___ INFORMATION GIVEN ___

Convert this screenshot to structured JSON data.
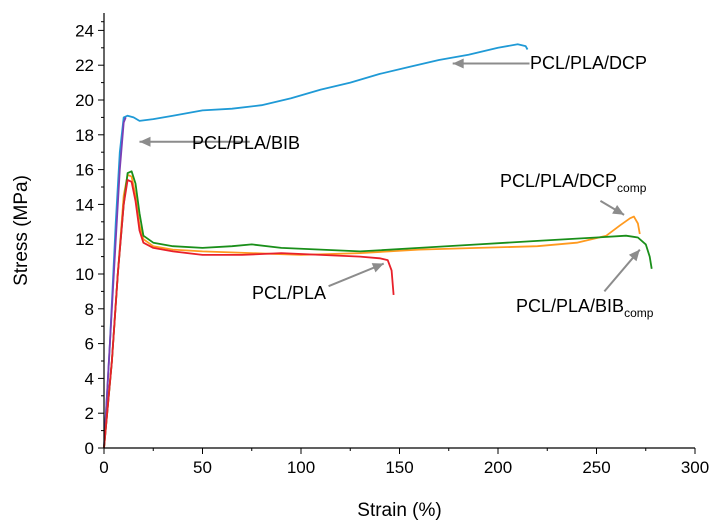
{
  "chart_data": {
    "type": "line",
    "xlabel": "Strain (%)",
    "ylabel": "Stress (MPa)",
    "xlim": [
      0,
      300
    ],
    "ylim": [
      0,
      25
    ],
    "x_ticks": [
      0,
      50,
      100,
      150,
      200,
      250,
      300
    ],
    "y_ticks": [
      0,
      2,
      4,
      6,
      8,
      10,
      12,
      14,
      16,
      18,
      20,
      22,
      24
    ],
    "grid": false,
    "legend": "none",
    "series": [
      {
        "name": "PCL/PLA/DCP",
        "color": "#1f9ad6",
        "x": [
          0,
          3,
          6,
          8,
          10,
          12,
          15,
          18,
          25,
          35,
          50,
          65,
          80,
          95,
          110,
          125,
          140,
          155,
          170,
          185,
          200,
          210,
          214,
          215
        ],
        "y": [
          0,
          6,
          13,
          17,
          19,
          19.1,
          19,
          18.8,
          18.9,
          19.1,
          19.4,
          19.5,
          19.7,
          20.1,
          20.6,
          21.0,
          21.5,
          21.9,
          22.3,
          22.6,
          23.0,
          23.2,
          23.1,
          22.9
        ]
      },
      {
        "name": "PCL/PLA/BIB",
        "color": "#7b3fb5",
        "x": [
          0,
          3,
          6,
          8,
          10,
          11
        ],
        "y": [
          0,
          6,
          12,
          16,
          18.7,
          19
        ]
      },
      {
        "name": "PCL/PLA/DCPcomp",
        "color": "#ff9a1f",
        "x": [
          0,
          4,
          7,
          10,
          12,
          14,
          16,
          18,
          20,
          25,
          35,
          50,
          75,
          100,
          130,
          160,
          190,
          220,
          240,
          255,
          262,
          267,
          269,
          271,
          272
        ],
        "y": [
          0,
          5,
          10,
          14.5,
          15.7,
          15.6,
          14.5,
          12.8,
          12.0,
          11.6,
          11.4,
          11.3,
          11.2,
          11.1,
          11.2,
          11.4,
          11.5,
          11.6,
          11.8,
          12.2,
          12.8,
          13.2,
          13.3,
          12.9,
          12.3
        ]
      },
      {
        "name": "PCL/PLA/BIBcomp",
        "color": "#1a8f1a",
        "x": [
          0,
          4,
          7,
          10,
          12,
          14,
          16,
          18,
          20,
          25,
          35,
          50,
          65,
          75,
          90,
          110,
          130,
          160,
          190,
          220,
          250,
          265,
          271,
          275,
          277,
          278
        ],
        "y": [
          0,
          5,
          10,
          14,
          15.8,
          15.9,
          15.2,
          13.5,
          12.2,
          11.8,
          11.6,
          11.5,
          11.6,
          11.7,
          11.5,
          11.4,
          11.3,
          11.5,
          11.7,
          11.9,
          12.1,
          12.2,
          12.1,
          11.7,
          11.0,
          10.3
        ]
      },
      {
        "name": "PCL/PLA",
        "color": "#e8202a",
        "x": [
          0,
          4,
          7,
          10,
          12,
          14,
          16,
          18,
          20,
          25,
          35,
          50,
          70,
          90,
          110,
          130,
          140,
          144,
          146,
          147
        ],
        "y": [
          0,
          5,
          10,
          14,
          15.4,
          15.3,
          14.2,
          12.5,
          11.8,
          11.5,
          11.3,
          11.1,
          11.1,
          11.2,
          11.1,
          11.0,
          10.9,
          10.8,
          10.2,
          8.8
        ]
      }
    ],
    "annotations": [
      {
        "text": "PCL/PLA/DCP",
        "sub": "",
        "ax": 216,
        "ay": 22.1,
        "tx": 177,
        "ty": 22.1
      },
      {
        "text": "PCL/PLA/BIB",
        "sub": "",
        "ax": 74,
        "ay": 17.6,
        "tx": 18,
        "ty": 17.6
      },
      {
        "text": "PCL/PLA/DCP",
        "sub": "comp",
        "ax": 252,
        "ay": 14.2,
        "tx": 264,
        "ty": 13.4
      },
      {
        "text": "PCL/PLA/BIB",
        "sub": "comp",
        "ax": 254,
        "ay": 9.0,
        "tx": 272,
        "ty": 11.4
      },
      {
        "text": "PCL/PLA",
        "sub": "",
        "ax": 114,
        "ay": 9.3,
        "tx": 142,
        "ty": 10.6
      }
    ]
  }
}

___

• **WRITTEN PROBLEM**
What is the number of lines in the listing above that contain the string "color"? Give only the number.

• **SOLUTION FOR THIS TASK**
5